(Dataset items)
[Begin]
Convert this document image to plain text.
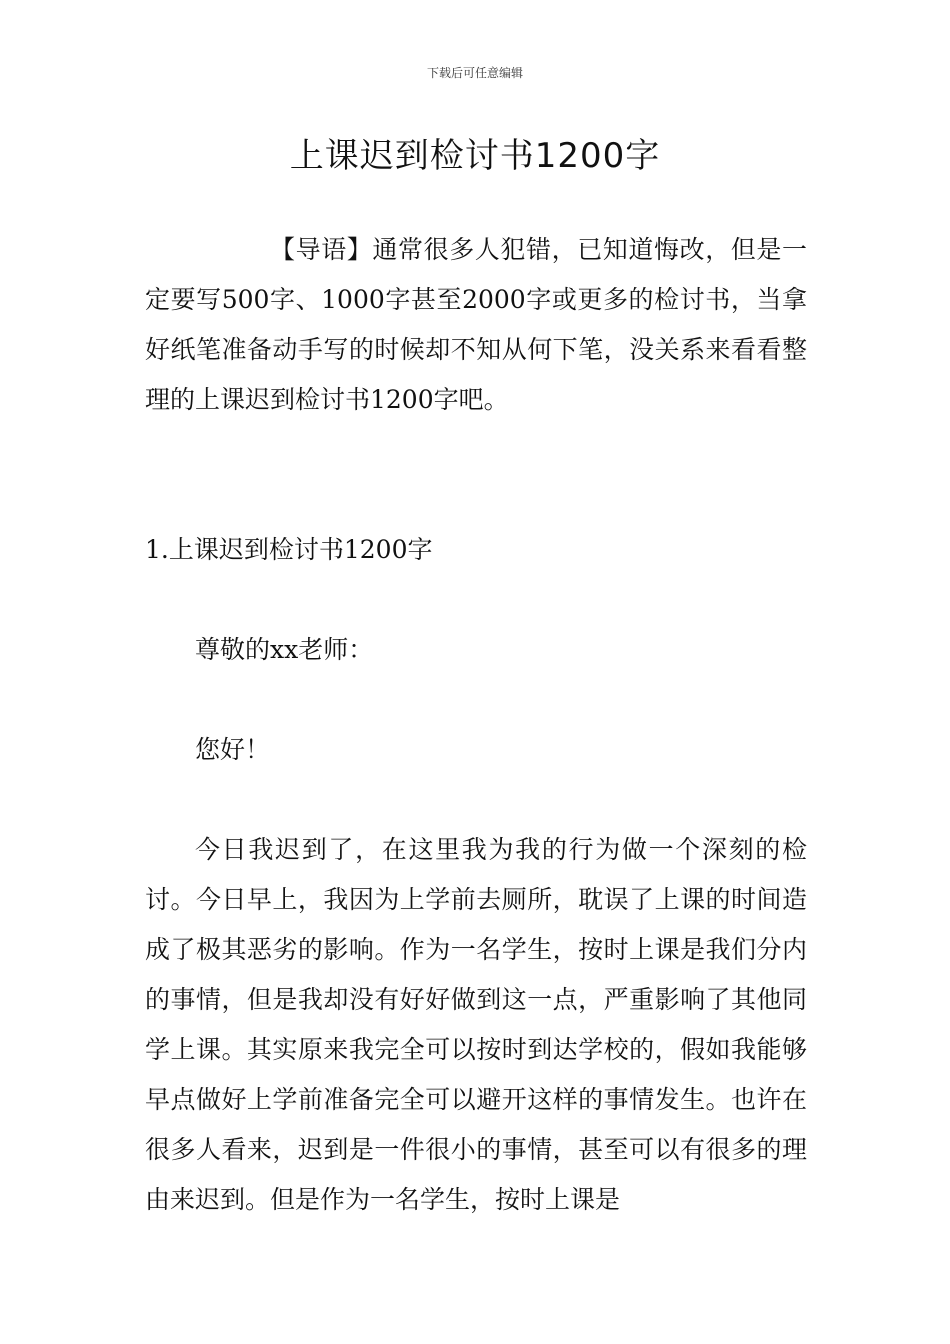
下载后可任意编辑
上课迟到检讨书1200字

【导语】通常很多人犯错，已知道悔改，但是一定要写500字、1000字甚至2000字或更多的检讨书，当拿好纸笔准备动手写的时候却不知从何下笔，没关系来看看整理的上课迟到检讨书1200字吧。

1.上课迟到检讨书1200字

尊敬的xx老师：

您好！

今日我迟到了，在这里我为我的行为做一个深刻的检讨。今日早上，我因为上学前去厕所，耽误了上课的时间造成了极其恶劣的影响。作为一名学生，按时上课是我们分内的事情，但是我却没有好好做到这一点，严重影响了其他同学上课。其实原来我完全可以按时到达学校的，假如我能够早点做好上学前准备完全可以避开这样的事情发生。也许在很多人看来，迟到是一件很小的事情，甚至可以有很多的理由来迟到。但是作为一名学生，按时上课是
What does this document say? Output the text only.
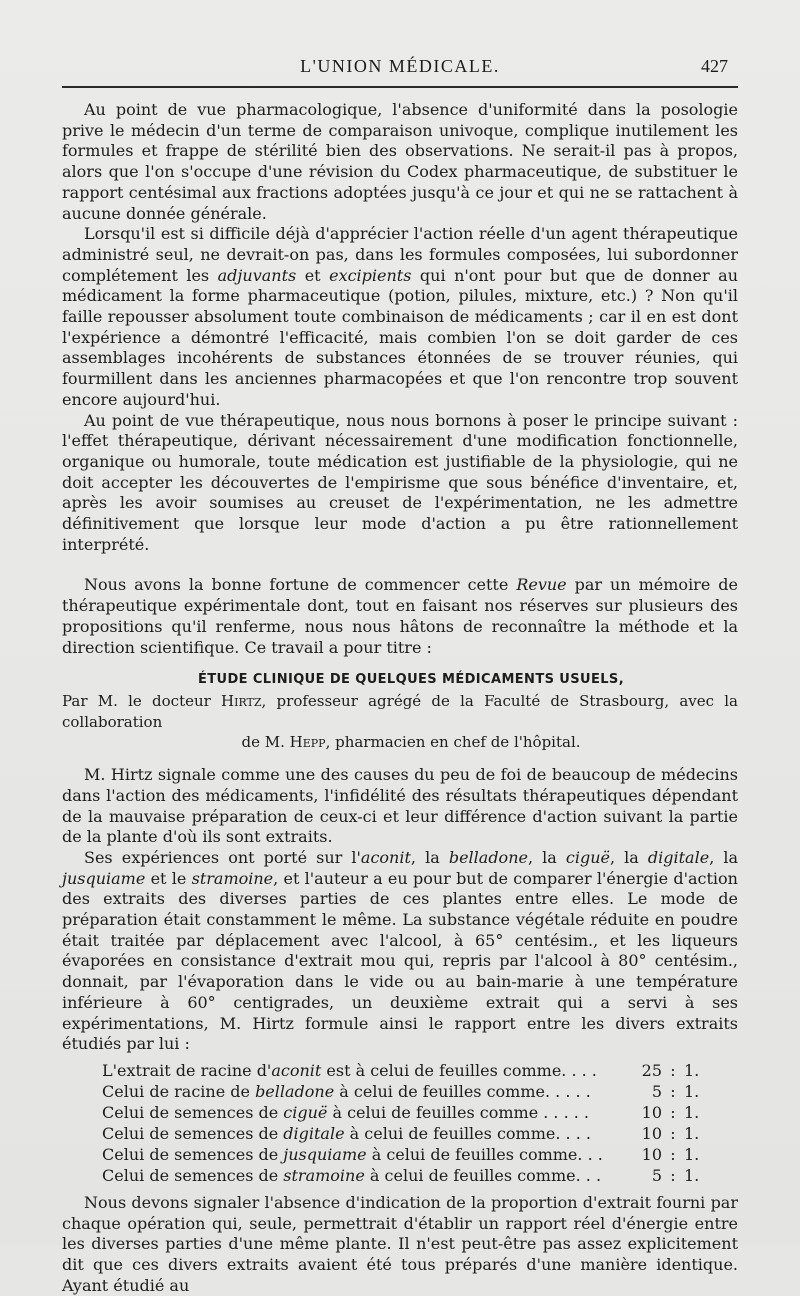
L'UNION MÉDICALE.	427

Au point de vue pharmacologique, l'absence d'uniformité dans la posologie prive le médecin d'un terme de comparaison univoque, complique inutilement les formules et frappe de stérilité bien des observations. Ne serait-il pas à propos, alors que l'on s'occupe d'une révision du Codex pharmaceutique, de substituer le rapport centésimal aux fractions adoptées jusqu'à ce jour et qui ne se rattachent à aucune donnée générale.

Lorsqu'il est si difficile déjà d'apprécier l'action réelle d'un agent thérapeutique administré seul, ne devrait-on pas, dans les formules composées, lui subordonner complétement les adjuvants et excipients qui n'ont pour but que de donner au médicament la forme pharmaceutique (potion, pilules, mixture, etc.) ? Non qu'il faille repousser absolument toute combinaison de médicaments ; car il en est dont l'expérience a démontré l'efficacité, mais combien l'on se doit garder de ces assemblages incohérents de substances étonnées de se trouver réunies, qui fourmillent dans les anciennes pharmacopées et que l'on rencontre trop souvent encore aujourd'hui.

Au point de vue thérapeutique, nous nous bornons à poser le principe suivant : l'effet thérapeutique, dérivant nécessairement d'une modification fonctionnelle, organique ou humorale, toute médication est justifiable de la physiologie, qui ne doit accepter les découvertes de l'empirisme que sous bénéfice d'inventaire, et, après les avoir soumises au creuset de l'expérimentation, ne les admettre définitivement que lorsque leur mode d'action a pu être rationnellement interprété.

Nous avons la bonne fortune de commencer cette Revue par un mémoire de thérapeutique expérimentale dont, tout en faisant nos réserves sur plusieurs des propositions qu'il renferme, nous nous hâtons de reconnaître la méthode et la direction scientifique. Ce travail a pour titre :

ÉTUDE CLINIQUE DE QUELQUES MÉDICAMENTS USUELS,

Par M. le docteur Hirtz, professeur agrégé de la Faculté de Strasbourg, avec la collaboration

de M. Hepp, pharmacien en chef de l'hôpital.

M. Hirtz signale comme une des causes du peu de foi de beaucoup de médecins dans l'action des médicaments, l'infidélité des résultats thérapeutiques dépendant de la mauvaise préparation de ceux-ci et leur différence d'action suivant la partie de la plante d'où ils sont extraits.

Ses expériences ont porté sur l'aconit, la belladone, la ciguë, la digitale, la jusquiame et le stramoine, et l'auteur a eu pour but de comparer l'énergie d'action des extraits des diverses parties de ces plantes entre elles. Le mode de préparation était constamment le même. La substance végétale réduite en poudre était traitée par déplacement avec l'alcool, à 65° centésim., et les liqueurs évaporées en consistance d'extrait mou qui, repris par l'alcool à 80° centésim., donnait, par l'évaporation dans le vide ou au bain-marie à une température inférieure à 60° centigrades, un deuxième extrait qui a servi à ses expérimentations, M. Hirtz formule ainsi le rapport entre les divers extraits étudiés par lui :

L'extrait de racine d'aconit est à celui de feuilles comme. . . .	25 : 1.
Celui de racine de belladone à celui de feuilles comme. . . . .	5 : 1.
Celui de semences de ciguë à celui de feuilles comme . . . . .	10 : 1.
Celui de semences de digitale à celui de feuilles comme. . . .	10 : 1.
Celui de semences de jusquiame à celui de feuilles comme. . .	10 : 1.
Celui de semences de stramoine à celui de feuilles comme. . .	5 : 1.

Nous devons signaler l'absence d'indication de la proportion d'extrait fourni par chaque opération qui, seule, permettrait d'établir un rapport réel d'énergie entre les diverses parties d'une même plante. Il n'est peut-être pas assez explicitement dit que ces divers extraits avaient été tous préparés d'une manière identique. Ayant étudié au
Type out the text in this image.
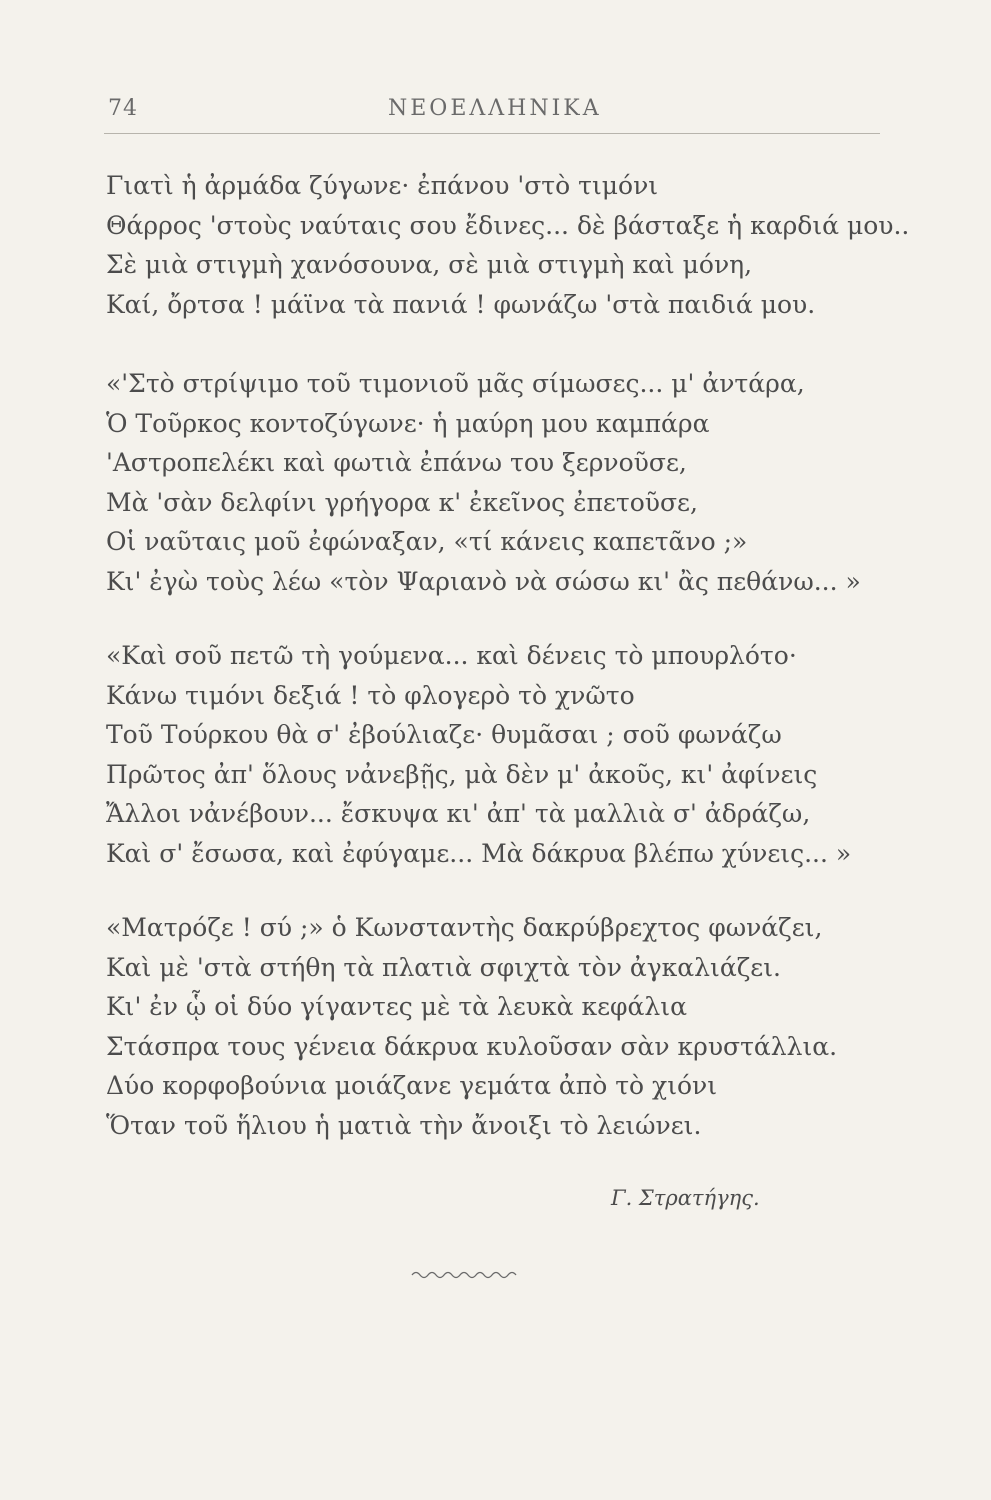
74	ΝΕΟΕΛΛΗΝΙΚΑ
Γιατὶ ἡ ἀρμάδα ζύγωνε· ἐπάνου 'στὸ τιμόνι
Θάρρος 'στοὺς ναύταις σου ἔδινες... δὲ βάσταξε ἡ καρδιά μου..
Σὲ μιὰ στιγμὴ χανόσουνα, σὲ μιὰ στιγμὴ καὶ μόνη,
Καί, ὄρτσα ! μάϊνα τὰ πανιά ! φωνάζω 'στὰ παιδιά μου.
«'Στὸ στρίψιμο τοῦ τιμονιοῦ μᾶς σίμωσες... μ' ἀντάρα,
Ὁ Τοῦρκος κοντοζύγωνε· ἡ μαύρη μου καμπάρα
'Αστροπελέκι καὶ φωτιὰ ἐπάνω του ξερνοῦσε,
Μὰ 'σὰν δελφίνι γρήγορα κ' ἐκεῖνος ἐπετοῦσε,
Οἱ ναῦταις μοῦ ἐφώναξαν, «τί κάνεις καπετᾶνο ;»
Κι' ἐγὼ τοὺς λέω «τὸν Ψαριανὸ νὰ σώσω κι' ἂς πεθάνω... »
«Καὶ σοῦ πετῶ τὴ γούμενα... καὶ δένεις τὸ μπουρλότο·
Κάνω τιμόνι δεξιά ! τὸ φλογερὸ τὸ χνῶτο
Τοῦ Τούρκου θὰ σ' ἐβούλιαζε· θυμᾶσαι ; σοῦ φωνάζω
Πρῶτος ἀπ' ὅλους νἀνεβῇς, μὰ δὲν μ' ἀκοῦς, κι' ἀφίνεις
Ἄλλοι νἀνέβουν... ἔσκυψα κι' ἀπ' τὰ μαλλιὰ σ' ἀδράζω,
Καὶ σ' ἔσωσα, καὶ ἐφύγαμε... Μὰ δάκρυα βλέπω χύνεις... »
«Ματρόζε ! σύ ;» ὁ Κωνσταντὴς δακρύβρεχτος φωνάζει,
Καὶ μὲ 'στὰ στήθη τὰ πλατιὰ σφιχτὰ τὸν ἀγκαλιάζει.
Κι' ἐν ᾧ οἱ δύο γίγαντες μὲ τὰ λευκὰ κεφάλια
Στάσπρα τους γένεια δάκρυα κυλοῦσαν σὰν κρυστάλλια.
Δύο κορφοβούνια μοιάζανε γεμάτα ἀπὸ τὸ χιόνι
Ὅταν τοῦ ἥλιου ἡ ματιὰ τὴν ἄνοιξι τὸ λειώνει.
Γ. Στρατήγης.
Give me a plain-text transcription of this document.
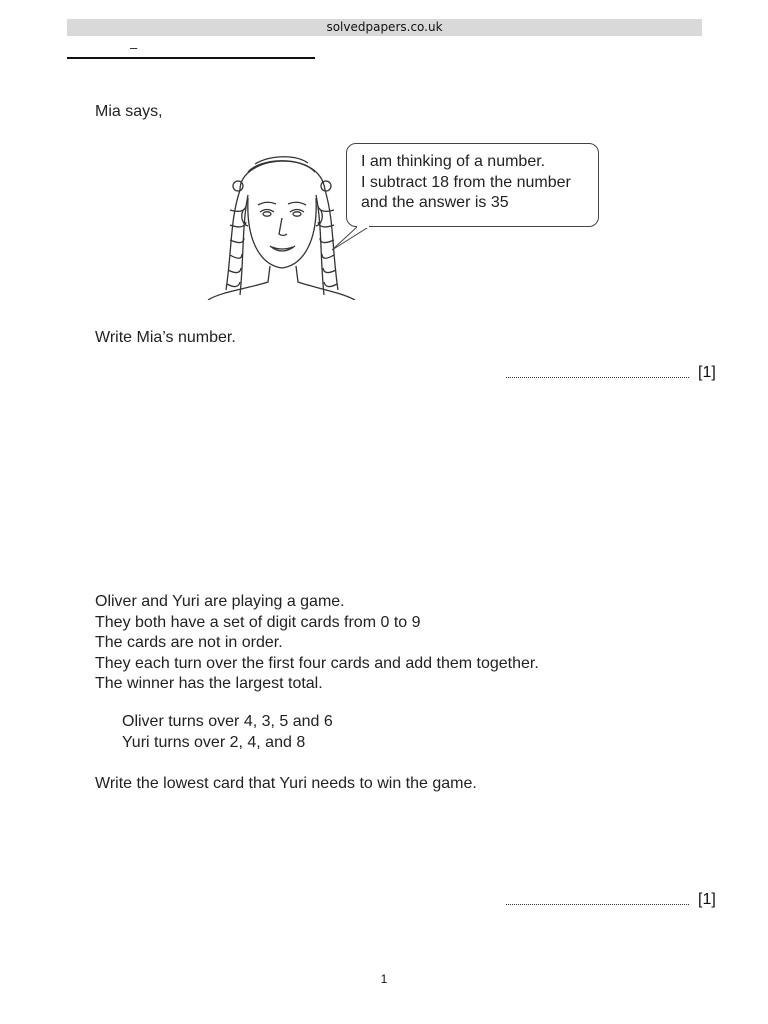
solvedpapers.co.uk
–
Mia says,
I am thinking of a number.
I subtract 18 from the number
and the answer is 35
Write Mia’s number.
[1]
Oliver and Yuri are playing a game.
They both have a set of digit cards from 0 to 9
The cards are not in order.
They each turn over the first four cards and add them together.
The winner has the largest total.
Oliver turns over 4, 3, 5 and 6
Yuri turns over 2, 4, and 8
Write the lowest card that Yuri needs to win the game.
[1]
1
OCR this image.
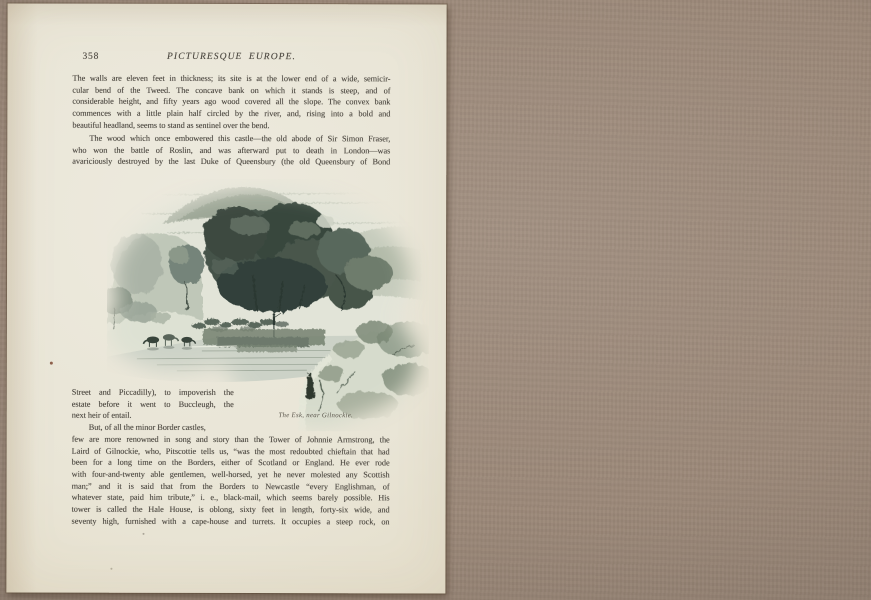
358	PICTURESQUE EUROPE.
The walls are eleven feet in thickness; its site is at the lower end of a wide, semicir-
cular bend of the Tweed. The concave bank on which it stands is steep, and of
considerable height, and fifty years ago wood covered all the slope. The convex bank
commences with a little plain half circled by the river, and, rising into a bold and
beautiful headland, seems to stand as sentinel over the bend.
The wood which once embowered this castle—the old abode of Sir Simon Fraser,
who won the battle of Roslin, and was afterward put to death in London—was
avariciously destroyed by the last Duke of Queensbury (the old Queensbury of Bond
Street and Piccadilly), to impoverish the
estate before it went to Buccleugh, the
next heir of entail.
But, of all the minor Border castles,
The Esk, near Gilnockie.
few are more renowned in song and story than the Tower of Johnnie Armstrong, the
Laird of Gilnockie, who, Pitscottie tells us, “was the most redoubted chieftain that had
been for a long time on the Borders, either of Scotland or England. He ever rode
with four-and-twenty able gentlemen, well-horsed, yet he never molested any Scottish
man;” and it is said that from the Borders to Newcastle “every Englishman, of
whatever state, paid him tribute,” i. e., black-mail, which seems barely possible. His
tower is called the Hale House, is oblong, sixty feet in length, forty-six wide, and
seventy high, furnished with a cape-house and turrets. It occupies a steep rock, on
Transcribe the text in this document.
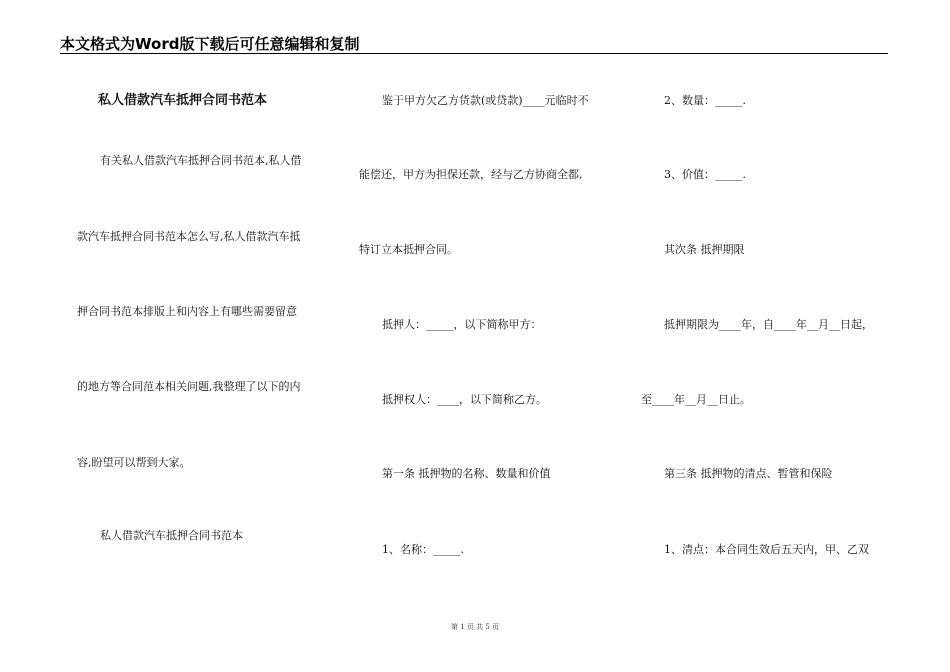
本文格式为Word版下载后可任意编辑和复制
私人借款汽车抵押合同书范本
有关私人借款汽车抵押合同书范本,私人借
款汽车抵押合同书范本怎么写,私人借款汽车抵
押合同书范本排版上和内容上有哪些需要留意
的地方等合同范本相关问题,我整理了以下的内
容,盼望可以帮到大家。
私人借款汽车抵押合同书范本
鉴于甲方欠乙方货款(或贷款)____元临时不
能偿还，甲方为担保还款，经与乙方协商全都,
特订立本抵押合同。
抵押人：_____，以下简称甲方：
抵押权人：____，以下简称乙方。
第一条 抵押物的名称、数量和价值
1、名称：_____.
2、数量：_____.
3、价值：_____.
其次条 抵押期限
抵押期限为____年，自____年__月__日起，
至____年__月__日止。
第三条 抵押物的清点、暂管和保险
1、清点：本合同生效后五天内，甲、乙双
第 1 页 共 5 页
[End]
**STATED TASK**
Filter the entries above down to the lines containing the word "point".

**FULL SOLUTION**
Au point de vue pharmacologique, l'absence d'uniformité dans la posologie prive le médecin d'un terme de comparaison univoque, complique inutilement les formules et frappe de stérilité bien des observations. Ne serait-il pas à propos, alors que l'on s'occupe d'une révision du Codex pharmaceutique, de substituer le rapport centésimal aux fractions adoptées jusqu'à ce jour et qui ne se rattachent à aucune donnée générale.
Au point de vue thérapeutique, nous nous bornons à poser le principe suivant : l'effet thérapeutique, dérivant nécessairement d'une modification fonctionnelle, organique ou humorale, toute médication est justifiable de la physiologie, qui ne doit accepter les découvertes de l'empirisme que sous bénéfice d'inventaire, et, après les avoir soumises au creuset de l'expérimentation, ne les admettre définitivement que lorsque leur mode d'action a pu être rationnellement interprété.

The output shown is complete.